| Task |
Write out the entries again with "node-label" swapped for "text-label" everywhere and nothing else changed. Omit the pictures.

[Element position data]
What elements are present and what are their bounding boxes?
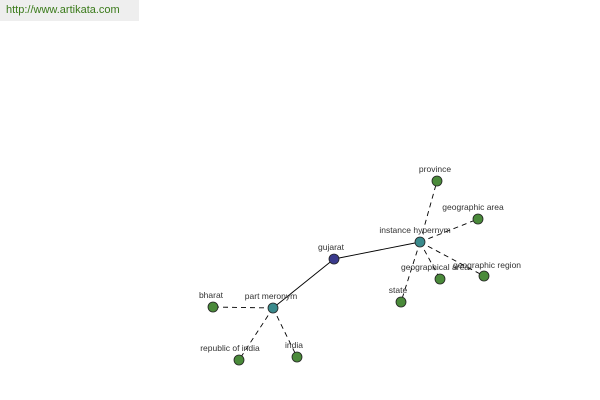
edge — [272, 258, 335, 309]
edge — [419, 241, 441, 280]
edge — [333, 241, 421, 260]
edge — [419, 241, 485, 277]
node — [207, 301, 219, 313]
node-label: gujarat — [318, 242, 345, 252]
site-url[interactable]: http://www.artikata.com — [0, 0, 139, 21]
node — [434, 273, 446, 285]
node — [328, 253, 340, 265]
node — [478, 270, 490, 282]
node — [267, 302, 279, 314]
node-label: part meronym — [245, 291, 297, 301]
node-label: republic of india — [200, 343, 260, 353]
edge — [212, 306, 274, 309]
node — [395, 296, 407, 308]
node-label: province — [419, 164, 451, 174]
node — [233, 354, 245, 366]
node-label: geographic region — [453, 260, 521, 270]
node-label: geographical area — [401, 262, 469, 272]
edge — [272, 307, 298, 358]
node-label: geographic area — [442, 202, 504, 212]
node-label: bharat — [199, 290, 224, 300]
node-label: india — [285, 340, 303, 350]
edge — [419, 180, 438, 243]
node — [414, 236, 426, 248]
node — [472, 213, 484, 225]
edge — [238, 307, 274, 361]
edge — [400, 241, 421, 303]
node — [431, 175, 443, 187]
node-label: state — [389, 285, 408, 295]
edge — [419, 218, 479, 243]
node — [291, 351, 303, 363]
node-label: instance hypernym — [379, 225, 450, 235]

| Task solution |
What elements are present and what are their bounding boxes?
edge — [272, 258, 335, 309]
edge — [419, 241, 441, 280]
edge — [333, 241, 421, 260]
edge — [419, 241, 485, 277]
node — [207, 301, 219, 313]
text-label: gujarat — [318, 242, 345, 252]
site-url[interactable]: http://www.artikata.com — [0, 0, 139, 21]
node — [434, 273, 446, 285]
node — [328, 253, 340, 265]
node — [478, 270, 490, 282]
node — [267, 302, 279, 314]
text-label: part meronym — [245, 291, 297, 301]
text-label: republic of india — [200, 343, 260, 353]
edge — [212, 306, 274, 309]
node — [395, 296, 407, 308]
text-label: province — [419, 164, 451, 174]
node — [233, 354, 245, 366]
text-label: geographic region — [453, 260, 521, 270]
text-label: geographical area — [401, 262, 469, 272]
edge — [272, 307, 298, 358]
text-label: geographic area — [442, 202, 504, 212]
text-label: bharat — [199, 290, 224, 300]
text-label: india — [285, 340, 303, 350]
edge — [419, 180, 438, 243]
node — [414, 236, 426, 248]
node — [472, 213, 484, 225]
edge — [238, 307, 274, 361]
edge — [400, 241, 421, 303]
node — [431, 175, 443, 187]
text-label: state — [389, 285, 408, 295]
edge — [419, 218, 479, 243]
node — [291, 351, 303, 363]
text-label: instance hypernym — [379, 225, 450, 235]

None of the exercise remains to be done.